> THE TASK:
Will you quote all of the entries, word for word?
# START OF EXTRACTED RECORDS
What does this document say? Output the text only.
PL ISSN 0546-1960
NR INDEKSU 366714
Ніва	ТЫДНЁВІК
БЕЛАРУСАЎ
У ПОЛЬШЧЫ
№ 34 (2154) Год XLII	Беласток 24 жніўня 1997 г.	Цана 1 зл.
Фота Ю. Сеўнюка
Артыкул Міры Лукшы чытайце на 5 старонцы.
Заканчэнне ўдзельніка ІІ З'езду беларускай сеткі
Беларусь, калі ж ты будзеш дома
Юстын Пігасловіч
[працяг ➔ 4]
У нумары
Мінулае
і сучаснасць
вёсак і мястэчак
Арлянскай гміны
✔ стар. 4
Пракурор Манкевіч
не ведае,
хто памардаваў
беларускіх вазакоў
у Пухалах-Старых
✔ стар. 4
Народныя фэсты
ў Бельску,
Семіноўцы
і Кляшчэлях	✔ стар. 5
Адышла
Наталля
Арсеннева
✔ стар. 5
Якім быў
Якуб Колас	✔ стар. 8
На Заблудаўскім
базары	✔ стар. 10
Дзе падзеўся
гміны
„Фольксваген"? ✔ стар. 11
# END OF EXTRACTED RECORDS
> WRITTEN ANSWER:
What does this document say? Output the text only.
PL ISSN 0546-1960
NR INDEKSU 366714
Ніва	ТЫДНЁВІК
БЕЛАРУСАЎ
У ПОЛЬШЧЫ
№ 34 (2154) Год XLII	Беласток 24 жніўня 1997 г.	Цана 1 зл.
Фота Ю. Сеўнюка
Артыкул Міры Лукшы чытайце на 5 старонцы.
Заканчэнне ўдзельніка ІІ З'езду беларускай сеткі
Беларусь, калі ж ты будзеш дома
Юстын Пігасловіч
[працяг ➔ 4]
У нумары
Мінулае
і сучаснасць
вёсак і мястэчак
Арлянскай гміны
✔ стар. 4
Пракурор Манкевіч
не ведае,
хто памардаваў
беларускіх вазакоў
у Пухалах-Старых
✔ стар. 4
Народныя фэсты
ў Бельску,
Семіноўцы
і Кляшчэлях	✔ стар. 5
Адышла
Наталля
Арсеннева
✔ стар. 5
Якім быў
Якуб Колас	✔ стар. 8
На Заблудаўскім
базары	✔ стар. 10
Дзе падзеўся
гміны
„Фольксваген"? ✔ стар. 11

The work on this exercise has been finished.